## Written task
Copy each record exactly as it reads, leaving out any pictures it holds.

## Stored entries
§

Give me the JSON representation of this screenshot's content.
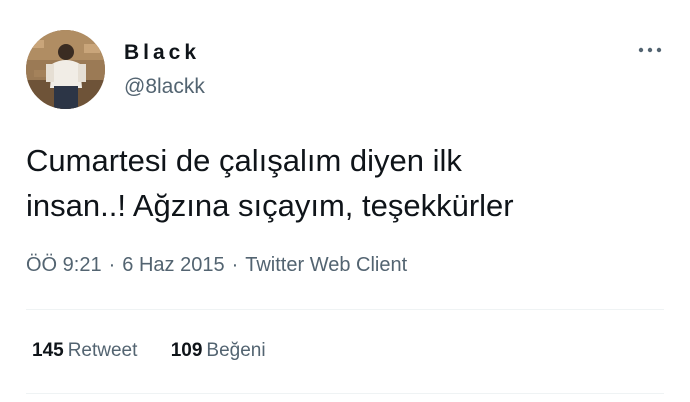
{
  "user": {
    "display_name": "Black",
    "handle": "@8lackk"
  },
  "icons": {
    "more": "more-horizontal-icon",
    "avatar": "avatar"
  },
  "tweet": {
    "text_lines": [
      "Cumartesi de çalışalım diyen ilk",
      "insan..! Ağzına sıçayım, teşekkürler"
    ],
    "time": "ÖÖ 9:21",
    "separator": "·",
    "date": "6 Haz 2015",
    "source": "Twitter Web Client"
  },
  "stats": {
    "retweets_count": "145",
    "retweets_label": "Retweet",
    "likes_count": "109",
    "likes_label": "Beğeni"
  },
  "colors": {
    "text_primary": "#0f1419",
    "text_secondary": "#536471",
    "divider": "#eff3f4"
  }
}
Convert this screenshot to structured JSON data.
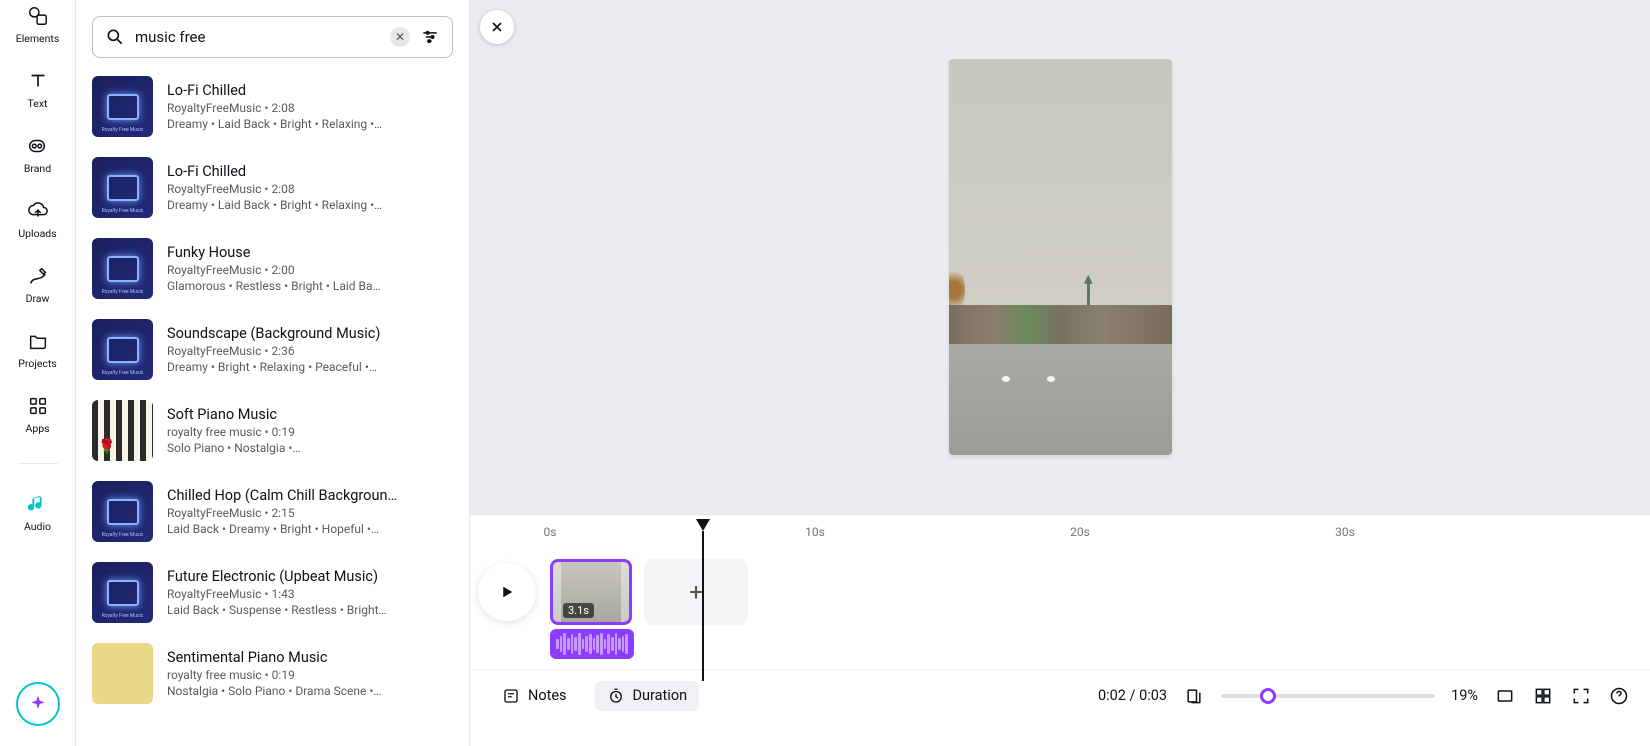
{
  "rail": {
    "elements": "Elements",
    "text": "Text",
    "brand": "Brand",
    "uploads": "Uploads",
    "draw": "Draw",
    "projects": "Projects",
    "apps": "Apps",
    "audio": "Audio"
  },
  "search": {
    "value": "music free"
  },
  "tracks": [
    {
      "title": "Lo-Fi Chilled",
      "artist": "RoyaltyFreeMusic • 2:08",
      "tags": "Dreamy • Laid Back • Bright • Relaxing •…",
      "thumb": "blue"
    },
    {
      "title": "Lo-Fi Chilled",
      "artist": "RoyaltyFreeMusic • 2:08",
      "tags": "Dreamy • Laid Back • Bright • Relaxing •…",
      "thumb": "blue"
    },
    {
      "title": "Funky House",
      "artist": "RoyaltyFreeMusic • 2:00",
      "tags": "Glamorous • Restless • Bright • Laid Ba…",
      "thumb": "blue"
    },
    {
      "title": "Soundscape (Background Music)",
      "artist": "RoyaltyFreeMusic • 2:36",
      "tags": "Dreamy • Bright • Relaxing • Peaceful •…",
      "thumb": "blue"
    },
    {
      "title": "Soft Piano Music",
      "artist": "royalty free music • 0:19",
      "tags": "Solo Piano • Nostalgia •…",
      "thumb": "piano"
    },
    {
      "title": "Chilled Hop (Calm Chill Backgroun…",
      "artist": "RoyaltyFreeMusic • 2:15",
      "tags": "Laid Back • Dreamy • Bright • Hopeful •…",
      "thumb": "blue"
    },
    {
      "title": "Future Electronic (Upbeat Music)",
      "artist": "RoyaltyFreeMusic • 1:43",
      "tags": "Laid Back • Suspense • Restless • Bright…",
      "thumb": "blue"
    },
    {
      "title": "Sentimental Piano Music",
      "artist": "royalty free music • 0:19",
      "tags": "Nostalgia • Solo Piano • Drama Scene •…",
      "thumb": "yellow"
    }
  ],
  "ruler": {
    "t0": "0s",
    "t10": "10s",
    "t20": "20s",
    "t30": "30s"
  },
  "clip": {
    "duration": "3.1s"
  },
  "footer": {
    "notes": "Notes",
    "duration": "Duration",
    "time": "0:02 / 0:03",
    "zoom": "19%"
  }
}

§

## Result below
Give me the JSON representation of this screenshot's content.
{
  "user": {
    "display_name": "Black",
    "handle": "@8lackk"
  },
  "icons": {
    "more": "more-horizontal-icon",
    "avatar": "avatar"
  },
  "tweet": {
    "text_lines": [
      "Cumartesi de çalışalım diyen ilk",
      "insan..! Ağzına sıçayım, teşekkürler"
    ],
    "time": "ÖÖ 9:21",
    "separator": "·",
    "date": "6 Haz 2015",
    "source": "Twitter Web Client"
  },
  "stats": {
    "retweets_count": "145",
    "retweets_label": "Retweet",
    "likes_count": "109",
    "likes_label": "Beğeni"
  },
  "colors": {
    "text_primary": "#0f1419",
    "text_secondary": "#536471",
    "divider": "#eff3f4"
  }
}
Convert this screenshot to structured JSON data.
{
  "rail": {
    "elements": "Elements",
    "text": "Text",
    "brand": "Brand",
    "uploads": "Uploads",
    "draw": "Draw",
    "projects": "Projects",
    "apps": "Apps",
    "audio": "Audio"
  },
  "search": {
    "value": "music free"
  },
  "tracks": [
    {
      "title": "Lo-Fi Chilled",
      "artist": "RoyaltyFreeMusic • 2:08",
      "tags": "Dreamy • Laid Back • Bright • Relaxing •…",
      "thumb": "blue"
    },
    {
      "title": "Lo-Fi Chilled",
      "artist": "RoyaltyFreeMusic • 2:08",
      "tags": "Dreamy • Laid Back • Bright • Relaxing •…",
      "thumb": "blue"
    },
    {
      "title": "Funky House",
      "artist": "RoyaltyFreeMusic • 2:00",
      "tags": "Glamorous • Restless • Bright • Laid Ba…",
      "thumb": "blue"
    },
    {
      "title": "Soundscape (Background Music)",
      "artist": "RoyaltyFreeMusic • 2:36",
      "tags": "Dreamy • Bright • Relaxing • Peaceful •…",
      "thumb": "blue"
    },
    {
      "title": "Soft Piano Music",
      "artist": "royalty free music • 0:19",
      "tags": "Solo Piano • Nostalgia •…",
      "thumb": "piano"
    },
    {
      "title": "Chilled Hop (Calm Chill Backgroun…",
      "artist": "RoyaltyFreeMusic • 2:15",
      "tags": "Laid Back • Dreamy • Bright • Hopeful •…",
      "thumb": "blue"
    },
    {
      "title": "Future Electronic (Upbeat Music)",
      "artist": "RoyaltyFreeMusic • 1:43",
      "tags": "Laid Back • Suspense • Restless • Bright…",
      "thumb": "blue"
    },
    {
      "title": "Sentimental Piano Music",
      "artist": "royalty free music • 0:19",
      "tags": "Nostalgia • Solo Piano • Drama Scene •…",
      "thumb": "yellow"
    }
  ],
  "ruler": {
    "t0": "0s",
    "t10": "10s",
    "t20": "20s",
    "t30": "30s"
  },
  "clip": {
    "duration": "3.1s"
  },
  "footer": {
    "notes": "Notes",
    "duration": "Duration",
    "time": "0:02 / 0:03",
    "zoom": "19%"
  }
}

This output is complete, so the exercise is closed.